WHAT YOU ARE ASKED TO DO:
Identify the lines that contain the word "plant", then copy them.

ITEMS:
⟨

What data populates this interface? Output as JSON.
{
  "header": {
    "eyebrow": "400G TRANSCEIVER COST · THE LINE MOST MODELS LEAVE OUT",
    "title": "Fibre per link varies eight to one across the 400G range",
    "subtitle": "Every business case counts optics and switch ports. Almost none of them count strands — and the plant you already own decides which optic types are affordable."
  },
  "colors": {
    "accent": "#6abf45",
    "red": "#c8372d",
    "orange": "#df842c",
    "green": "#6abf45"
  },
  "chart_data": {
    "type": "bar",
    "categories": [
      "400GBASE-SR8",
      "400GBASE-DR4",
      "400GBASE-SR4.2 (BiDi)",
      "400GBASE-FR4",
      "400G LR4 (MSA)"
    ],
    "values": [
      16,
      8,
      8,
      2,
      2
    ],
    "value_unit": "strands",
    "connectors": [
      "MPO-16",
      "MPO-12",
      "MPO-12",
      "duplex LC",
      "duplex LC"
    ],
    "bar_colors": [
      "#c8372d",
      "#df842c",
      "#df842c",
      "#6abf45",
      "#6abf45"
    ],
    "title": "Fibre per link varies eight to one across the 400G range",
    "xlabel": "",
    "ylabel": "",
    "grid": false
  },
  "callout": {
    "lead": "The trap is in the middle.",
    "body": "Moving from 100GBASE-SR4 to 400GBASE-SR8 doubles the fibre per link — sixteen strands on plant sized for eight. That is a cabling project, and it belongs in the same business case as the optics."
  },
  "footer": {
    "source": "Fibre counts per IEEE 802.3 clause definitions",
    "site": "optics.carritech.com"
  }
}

⟩

SOLUTION TO THE PROBLEM:
    "subtitle": "Every business case counts optics and switch ports. Almost none of them count strands — and the plant you already own decides which optic types are affordable."
    "body": "Moving from 100GBASE-SR4 to 400GBASE-SR8 doubles the fibre per link — sixteen strands on plant sized for eight. That is a cabling project, and it belongs in the same business case as the optics."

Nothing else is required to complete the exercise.